# START OF SUPPLIED INFORMATION

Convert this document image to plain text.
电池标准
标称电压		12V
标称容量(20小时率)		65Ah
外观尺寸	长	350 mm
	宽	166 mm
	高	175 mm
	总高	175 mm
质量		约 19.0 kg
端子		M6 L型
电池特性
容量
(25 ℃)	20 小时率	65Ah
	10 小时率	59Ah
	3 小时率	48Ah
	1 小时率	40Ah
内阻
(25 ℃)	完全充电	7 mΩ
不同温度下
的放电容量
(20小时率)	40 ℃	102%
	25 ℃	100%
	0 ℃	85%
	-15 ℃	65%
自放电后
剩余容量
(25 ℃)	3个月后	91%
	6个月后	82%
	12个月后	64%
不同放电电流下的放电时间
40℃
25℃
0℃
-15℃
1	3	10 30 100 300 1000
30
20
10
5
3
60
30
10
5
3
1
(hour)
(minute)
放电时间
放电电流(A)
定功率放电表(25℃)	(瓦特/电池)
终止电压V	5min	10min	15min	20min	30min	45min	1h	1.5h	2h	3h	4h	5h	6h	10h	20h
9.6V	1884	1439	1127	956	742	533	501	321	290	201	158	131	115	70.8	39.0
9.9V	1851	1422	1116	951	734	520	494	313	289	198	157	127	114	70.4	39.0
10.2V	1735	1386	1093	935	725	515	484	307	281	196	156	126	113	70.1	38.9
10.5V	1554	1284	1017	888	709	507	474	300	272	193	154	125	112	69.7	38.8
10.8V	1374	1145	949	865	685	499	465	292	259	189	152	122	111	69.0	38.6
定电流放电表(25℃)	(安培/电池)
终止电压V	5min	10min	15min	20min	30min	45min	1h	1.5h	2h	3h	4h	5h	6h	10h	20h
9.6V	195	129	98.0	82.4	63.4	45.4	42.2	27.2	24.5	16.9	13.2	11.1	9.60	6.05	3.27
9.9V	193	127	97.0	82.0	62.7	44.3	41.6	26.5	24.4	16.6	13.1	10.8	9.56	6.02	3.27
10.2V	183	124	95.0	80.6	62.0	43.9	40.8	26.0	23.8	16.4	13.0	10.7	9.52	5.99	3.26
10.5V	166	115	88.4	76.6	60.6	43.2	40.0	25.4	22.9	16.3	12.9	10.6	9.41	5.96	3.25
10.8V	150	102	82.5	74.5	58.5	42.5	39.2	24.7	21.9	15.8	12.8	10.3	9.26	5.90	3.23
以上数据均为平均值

# END OF SUPPLIED INFORMATION

◆ **TASK INSTRUCTIONS**
Type out the entries again, word for word.

◆ **RESPONSE TO THIS TASK**
Convert this document image to plain text.
电池标准
标称电压		12V
标称容量(20小时率)		65Ah
外观尺寸	长	350 mm
	宽	166 mm
	高	175 mm
	总高	175 mm
质量		约 19.0 kg
端子		M6 L型
电池特性
容量
(25 ℃)	20 小时率	65Ah
	10 小时率	59Ah
	3 小时率	48Ah
	1 小时率	40Ah
内阻
(25 ℃)	完全充电	7 mΩ
不同温度下
的放电容量
(20小时率)	40 ℃	102%
	25 ℃	100%
	0 ℃	85%
	-15 ℃	65%
自放电后
剩余容量
(25 ℃)	3个月后	91%
	6个月后	82%
	12个月后	64%
不同放电电流下的放电时间
40℃
25℃
0℃
-15℃
1	3	10 30 100 300 1000
30
20
10
5
3
60
30
10
5
3
1
(hour)
(minute)
放电时间
放电电流(A)
定功率放电表(25℃)	(瓦特/电池)
终止电压V	5min	10min	15min	20min	30min	45min	1h	1.5h	2h	3h	4h	5h	6h	10h	20h
9.6V	1884	1439	1127	956	742	533	501	321	290	201	158	131	115	70.8	39.0
9.9V	1851	1422	1116	951	734	520	494	313	289	198	157	127	114	70.4	39.0
10.2V	1735	1386	1093	935	725	515	484	307	281	196	156	126	113	70.1	38.9
10.5V	1554	1284	1017	888	709	507	474	300	272	193	154	125	112	69.7	38.8
10.8V	1374	1145	949	865	685	499	465	292	259	189	152	122	111	69.0	38.6
定电流放电表(25℃)	(安培/电池)
终止电压V	5min	10min	15min	20min	30min	45min	1h	1.5h	2h	3h	4h	5h	6h	10h	20h
9.6V	195	129	98.0	82.4	63.4	45.4	42.2	27.2	24.5	16.9	13.2	11.1	9.60	6.05	3.27
9.9V	193	127	97.0	82.0	62.7	44.3	41.6	26.5	24.4	16.6	13.1	10.8	9.56	6.02	3.27
10.2V	183	124	95.0	80.6	62.0	43.9	40.8	26.0	23.8	16.4	13.0	10.7	9.52	5.99	3.26
10.5V	166	115	88.4	76.6	60.6	43.2	40.0	25.4	22.9	16.3	12.9	10.6	9.41	5.96	3.25
10.8V	150	102	82.5	74.5	58.5	42.5	39.2	24.7	21.9	15.8	12.8	10.3	9.26	5.90	3.23
以上数据均为平均值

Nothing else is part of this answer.